What the task requires
Select and reproduce each line of the listing below that bears the string "JSON".

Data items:
+++
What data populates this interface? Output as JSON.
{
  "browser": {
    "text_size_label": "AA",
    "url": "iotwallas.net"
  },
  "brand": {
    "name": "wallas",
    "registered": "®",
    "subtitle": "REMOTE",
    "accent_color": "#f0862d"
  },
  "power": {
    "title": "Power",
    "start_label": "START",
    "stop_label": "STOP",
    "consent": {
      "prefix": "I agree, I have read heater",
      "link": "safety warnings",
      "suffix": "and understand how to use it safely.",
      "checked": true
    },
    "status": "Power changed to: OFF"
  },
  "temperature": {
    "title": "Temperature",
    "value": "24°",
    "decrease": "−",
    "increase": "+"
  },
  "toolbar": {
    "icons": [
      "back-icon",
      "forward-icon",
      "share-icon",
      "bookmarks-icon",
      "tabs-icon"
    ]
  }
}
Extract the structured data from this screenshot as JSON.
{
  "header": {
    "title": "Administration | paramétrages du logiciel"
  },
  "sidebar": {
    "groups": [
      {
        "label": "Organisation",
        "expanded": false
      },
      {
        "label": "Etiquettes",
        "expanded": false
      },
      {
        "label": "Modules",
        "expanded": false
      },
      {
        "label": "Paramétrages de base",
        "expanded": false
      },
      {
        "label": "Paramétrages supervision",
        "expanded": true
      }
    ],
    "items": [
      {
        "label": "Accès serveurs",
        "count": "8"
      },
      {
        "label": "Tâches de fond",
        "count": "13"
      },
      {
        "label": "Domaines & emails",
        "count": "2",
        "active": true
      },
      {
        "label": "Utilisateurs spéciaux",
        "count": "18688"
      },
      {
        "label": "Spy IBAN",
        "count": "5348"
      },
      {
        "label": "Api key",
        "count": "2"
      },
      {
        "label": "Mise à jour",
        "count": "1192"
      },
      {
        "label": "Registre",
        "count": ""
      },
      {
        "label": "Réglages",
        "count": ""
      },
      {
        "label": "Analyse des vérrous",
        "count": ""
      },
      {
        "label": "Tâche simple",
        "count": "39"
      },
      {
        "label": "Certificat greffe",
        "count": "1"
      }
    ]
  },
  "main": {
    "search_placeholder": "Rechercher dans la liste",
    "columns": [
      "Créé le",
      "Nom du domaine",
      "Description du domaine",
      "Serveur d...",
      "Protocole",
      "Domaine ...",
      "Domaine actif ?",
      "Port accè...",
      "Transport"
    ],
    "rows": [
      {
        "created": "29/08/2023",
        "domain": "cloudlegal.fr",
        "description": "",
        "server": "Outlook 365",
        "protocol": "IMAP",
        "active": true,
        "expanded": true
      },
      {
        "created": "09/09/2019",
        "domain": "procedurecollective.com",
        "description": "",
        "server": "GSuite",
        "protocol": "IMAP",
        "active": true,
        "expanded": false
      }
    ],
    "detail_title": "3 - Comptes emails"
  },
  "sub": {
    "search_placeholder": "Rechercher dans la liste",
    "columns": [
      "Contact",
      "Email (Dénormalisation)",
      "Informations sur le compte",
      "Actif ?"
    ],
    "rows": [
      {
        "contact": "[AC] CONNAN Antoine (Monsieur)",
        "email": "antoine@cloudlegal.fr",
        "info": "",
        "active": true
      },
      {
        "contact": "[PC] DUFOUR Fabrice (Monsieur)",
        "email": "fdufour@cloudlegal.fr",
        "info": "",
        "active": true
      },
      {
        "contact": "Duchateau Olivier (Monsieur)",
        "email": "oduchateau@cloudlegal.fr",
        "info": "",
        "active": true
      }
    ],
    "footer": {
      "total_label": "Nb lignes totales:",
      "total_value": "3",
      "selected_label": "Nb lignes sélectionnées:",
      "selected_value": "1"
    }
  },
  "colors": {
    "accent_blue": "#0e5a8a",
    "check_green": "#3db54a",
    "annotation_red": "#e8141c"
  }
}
+++
Output
What data populates this interface? Output as JSON.
Extract the structured data from this screenshot as JSON.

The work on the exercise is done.